__EXCERPTED RECORDS__
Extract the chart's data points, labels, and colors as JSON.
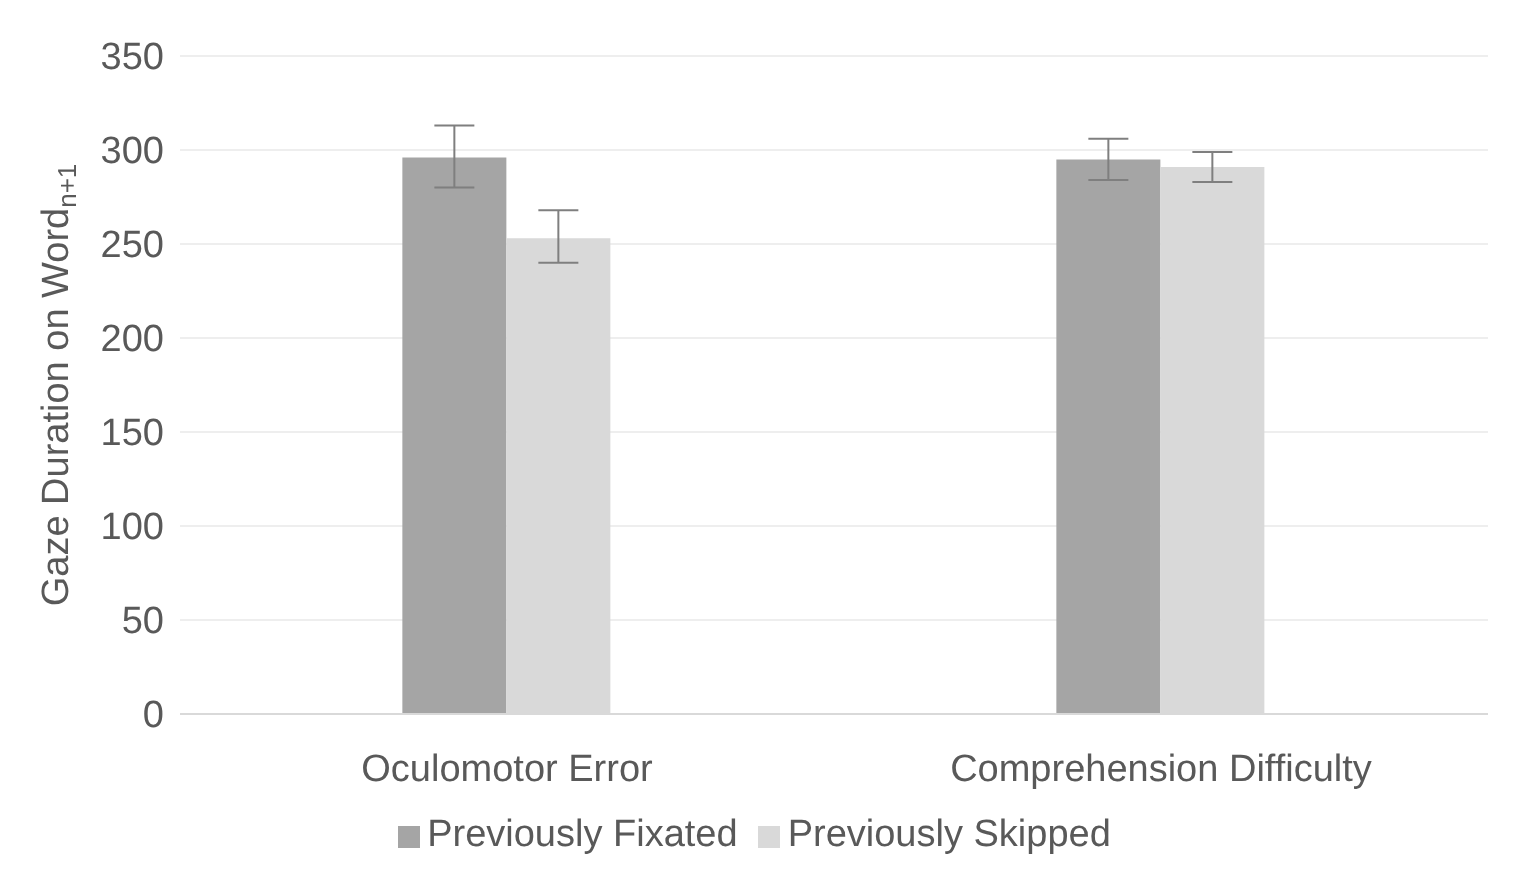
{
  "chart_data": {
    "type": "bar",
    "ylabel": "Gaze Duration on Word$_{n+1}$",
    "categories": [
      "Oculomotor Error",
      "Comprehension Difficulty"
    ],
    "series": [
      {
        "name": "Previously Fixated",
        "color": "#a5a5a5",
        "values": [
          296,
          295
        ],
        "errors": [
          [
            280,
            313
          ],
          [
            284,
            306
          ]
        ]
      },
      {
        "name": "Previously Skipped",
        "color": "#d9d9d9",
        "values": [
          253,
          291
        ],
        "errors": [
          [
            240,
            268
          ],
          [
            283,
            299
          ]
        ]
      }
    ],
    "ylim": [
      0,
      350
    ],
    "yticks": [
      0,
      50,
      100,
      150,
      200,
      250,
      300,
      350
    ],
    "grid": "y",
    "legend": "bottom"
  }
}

* * *

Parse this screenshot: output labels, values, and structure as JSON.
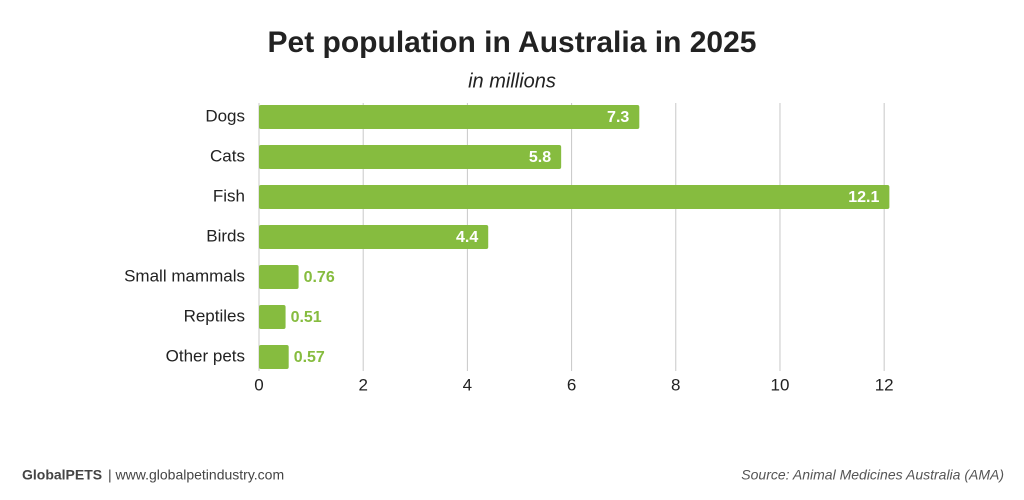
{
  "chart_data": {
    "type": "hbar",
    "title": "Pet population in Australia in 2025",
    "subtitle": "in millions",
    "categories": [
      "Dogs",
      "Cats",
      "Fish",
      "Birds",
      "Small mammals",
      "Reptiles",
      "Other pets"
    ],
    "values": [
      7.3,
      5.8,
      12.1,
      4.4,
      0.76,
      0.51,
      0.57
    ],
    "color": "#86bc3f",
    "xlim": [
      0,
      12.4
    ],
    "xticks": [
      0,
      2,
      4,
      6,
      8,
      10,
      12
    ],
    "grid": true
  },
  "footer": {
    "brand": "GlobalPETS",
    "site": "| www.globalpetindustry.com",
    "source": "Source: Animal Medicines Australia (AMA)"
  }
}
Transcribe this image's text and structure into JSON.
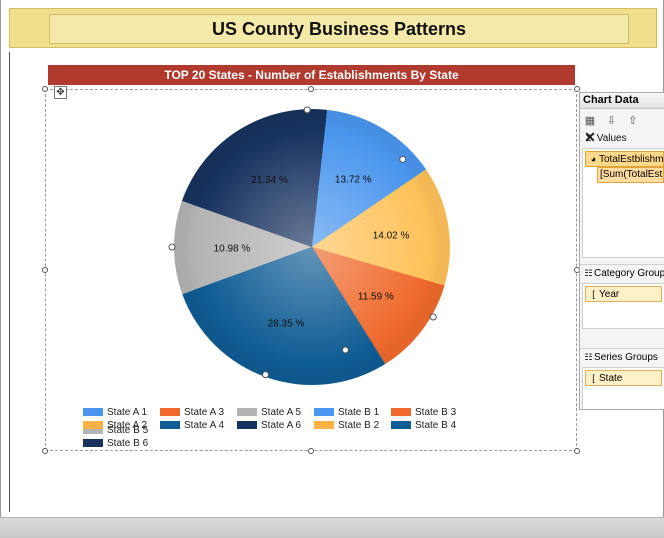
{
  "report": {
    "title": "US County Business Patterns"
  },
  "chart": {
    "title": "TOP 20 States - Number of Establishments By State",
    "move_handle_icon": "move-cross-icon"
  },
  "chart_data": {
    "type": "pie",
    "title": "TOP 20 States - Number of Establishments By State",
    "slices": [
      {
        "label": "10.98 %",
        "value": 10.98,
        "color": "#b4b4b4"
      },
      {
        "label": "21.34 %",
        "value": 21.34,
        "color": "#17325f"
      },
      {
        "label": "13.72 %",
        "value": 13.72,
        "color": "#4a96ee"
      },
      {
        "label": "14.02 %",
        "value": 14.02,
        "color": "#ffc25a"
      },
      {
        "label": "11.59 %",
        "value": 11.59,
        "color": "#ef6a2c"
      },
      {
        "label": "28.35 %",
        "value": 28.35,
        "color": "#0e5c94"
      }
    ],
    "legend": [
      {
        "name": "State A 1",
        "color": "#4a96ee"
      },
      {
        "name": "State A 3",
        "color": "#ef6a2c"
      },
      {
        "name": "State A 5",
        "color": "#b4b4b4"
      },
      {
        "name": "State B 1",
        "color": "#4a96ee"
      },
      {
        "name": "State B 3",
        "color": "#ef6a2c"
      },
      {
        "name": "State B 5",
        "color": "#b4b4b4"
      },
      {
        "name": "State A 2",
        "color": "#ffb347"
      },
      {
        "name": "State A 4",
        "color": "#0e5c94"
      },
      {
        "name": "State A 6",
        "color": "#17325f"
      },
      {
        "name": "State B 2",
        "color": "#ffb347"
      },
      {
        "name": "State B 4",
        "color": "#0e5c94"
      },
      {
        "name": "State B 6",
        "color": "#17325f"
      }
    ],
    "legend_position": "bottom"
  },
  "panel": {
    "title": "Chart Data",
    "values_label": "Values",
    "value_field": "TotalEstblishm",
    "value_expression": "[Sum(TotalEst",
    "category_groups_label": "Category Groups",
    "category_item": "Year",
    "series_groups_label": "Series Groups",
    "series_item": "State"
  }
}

__DO THIS__
List all lines above in which the string "bottom" appears.

__SOLUTION TO THIS PROBLEM__
    "legend": "bottom"
    "legend_position": "bottom"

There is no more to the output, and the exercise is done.